§ REQUIRED WORK: Each line holding the word "video" counts once; give the total and nothing more.

§ Dataset items:
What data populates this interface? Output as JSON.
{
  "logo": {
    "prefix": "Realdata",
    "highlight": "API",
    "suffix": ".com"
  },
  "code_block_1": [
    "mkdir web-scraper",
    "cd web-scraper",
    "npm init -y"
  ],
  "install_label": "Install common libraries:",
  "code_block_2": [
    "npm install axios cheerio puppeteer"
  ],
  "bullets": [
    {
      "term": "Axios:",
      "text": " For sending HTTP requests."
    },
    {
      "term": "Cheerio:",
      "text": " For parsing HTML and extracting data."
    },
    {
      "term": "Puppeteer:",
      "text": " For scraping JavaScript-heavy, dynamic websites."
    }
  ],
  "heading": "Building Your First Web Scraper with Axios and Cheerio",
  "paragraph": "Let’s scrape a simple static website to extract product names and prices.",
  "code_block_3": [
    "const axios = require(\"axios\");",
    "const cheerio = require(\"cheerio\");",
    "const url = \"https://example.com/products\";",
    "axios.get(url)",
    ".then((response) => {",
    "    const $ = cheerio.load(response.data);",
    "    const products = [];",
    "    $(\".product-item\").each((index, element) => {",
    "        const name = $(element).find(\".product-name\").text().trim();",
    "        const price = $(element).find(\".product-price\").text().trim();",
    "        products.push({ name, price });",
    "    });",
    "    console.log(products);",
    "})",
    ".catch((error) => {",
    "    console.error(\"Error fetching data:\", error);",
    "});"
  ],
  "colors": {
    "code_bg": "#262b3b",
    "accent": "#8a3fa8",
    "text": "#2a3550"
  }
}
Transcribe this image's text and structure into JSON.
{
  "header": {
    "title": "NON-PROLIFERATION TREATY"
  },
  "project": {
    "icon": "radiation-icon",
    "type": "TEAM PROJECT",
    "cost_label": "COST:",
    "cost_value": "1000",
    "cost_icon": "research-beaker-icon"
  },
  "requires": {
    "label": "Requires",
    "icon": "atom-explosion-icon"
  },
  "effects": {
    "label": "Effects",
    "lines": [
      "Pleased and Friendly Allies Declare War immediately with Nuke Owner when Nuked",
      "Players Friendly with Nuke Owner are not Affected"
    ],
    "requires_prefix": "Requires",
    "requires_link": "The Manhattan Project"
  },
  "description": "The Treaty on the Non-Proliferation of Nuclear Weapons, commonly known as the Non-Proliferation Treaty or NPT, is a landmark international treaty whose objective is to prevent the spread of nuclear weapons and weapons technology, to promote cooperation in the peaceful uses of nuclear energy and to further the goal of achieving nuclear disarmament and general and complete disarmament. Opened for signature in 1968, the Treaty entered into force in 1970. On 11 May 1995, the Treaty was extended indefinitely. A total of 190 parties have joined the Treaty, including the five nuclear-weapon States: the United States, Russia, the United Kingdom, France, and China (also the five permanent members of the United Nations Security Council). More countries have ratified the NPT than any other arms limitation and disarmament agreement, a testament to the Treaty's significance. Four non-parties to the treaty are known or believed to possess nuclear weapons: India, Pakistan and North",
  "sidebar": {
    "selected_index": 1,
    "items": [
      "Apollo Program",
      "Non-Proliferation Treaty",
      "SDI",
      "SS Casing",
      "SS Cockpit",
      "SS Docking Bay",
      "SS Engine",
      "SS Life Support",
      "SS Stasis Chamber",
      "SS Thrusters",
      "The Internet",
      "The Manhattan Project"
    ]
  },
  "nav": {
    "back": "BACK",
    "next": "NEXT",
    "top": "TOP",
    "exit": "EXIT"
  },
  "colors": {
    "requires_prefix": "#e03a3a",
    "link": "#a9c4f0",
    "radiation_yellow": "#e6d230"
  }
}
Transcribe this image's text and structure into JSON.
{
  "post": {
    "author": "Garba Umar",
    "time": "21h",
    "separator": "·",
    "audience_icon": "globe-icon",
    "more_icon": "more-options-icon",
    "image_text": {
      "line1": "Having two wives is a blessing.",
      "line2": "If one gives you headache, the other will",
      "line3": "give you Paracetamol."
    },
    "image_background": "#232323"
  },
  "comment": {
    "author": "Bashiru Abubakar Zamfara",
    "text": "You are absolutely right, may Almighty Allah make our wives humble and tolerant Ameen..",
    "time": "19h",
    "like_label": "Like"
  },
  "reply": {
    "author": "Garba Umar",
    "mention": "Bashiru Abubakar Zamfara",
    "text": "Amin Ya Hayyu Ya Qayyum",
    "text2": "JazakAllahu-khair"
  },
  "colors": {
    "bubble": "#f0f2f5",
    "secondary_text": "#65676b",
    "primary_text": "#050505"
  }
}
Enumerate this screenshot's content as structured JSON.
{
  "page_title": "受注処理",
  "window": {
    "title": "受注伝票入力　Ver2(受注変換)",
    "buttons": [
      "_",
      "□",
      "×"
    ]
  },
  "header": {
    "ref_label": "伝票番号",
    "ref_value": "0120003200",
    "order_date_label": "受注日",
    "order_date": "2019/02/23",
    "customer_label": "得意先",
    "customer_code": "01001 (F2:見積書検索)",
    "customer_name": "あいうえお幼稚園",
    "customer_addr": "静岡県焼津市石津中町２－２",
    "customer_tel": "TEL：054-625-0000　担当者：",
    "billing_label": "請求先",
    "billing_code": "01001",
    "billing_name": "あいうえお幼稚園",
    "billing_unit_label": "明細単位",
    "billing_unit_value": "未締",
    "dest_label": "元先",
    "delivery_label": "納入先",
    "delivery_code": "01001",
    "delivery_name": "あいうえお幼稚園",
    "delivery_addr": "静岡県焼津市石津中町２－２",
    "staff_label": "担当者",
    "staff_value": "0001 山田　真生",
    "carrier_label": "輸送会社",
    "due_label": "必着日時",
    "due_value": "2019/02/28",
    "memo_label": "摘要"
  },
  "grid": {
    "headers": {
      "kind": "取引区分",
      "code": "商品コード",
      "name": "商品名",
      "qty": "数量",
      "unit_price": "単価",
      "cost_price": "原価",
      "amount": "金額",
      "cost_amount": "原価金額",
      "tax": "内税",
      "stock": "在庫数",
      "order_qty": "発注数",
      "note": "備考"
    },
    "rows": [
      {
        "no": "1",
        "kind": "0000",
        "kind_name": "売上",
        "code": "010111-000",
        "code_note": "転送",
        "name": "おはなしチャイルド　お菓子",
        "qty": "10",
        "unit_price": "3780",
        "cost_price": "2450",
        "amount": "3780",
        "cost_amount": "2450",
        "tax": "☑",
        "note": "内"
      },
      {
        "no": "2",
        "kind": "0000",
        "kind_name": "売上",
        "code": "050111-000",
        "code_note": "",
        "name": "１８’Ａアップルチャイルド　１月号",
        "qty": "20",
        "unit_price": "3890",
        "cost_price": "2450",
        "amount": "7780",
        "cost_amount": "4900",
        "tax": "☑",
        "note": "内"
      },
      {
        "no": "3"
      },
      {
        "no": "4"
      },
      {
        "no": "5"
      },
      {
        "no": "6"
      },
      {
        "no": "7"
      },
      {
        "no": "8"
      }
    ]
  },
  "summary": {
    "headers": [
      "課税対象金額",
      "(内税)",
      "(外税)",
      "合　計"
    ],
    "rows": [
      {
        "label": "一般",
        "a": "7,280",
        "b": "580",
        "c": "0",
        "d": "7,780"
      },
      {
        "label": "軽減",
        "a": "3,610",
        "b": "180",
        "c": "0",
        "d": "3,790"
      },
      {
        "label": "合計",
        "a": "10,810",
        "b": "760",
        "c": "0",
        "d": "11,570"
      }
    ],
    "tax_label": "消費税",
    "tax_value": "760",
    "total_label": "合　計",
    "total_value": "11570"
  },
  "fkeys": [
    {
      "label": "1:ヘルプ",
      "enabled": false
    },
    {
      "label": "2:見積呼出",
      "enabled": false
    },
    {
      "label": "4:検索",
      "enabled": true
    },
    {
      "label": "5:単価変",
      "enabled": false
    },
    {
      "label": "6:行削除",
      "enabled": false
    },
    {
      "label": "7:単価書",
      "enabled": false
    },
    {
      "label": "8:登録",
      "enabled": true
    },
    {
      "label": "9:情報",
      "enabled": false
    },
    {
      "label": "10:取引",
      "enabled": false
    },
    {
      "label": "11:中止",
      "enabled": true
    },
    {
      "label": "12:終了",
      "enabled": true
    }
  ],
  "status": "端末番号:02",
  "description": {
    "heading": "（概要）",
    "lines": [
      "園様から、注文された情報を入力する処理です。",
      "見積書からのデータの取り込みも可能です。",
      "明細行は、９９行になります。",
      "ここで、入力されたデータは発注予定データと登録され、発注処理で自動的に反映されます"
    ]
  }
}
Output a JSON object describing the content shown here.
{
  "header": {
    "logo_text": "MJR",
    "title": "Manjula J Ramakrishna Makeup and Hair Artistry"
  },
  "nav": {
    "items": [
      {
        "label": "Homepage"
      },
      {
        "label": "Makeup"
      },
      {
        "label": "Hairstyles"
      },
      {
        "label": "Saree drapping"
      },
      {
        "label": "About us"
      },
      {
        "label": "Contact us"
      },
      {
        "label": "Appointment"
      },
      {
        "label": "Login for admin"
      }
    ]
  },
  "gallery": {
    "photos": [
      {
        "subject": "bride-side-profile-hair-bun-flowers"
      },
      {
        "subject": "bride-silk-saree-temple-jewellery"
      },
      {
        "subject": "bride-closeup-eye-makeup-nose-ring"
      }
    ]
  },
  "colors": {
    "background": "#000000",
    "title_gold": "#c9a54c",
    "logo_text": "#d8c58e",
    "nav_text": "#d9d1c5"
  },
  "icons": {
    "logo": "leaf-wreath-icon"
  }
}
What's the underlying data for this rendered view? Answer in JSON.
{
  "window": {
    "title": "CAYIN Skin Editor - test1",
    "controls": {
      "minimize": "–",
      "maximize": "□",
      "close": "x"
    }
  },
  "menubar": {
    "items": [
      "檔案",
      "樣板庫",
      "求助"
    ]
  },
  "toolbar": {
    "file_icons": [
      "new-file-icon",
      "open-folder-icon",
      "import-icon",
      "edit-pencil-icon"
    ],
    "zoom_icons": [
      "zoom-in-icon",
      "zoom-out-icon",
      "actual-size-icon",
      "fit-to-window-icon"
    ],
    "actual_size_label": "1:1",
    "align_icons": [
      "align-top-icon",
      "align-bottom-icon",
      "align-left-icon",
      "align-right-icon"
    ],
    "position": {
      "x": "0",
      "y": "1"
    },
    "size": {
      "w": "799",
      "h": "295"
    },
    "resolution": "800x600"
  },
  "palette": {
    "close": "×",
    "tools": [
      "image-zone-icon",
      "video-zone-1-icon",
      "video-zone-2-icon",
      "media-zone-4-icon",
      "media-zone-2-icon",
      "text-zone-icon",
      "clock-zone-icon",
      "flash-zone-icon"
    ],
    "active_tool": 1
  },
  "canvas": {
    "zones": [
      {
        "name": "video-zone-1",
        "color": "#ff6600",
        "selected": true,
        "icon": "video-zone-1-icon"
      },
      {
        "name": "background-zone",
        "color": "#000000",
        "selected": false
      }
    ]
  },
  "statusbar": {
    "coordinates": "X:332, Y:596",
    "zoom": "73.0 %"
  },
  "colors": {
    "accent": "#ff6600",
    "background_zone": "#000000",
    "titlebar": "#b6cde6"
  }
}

§ EXERCISE RESULT: 4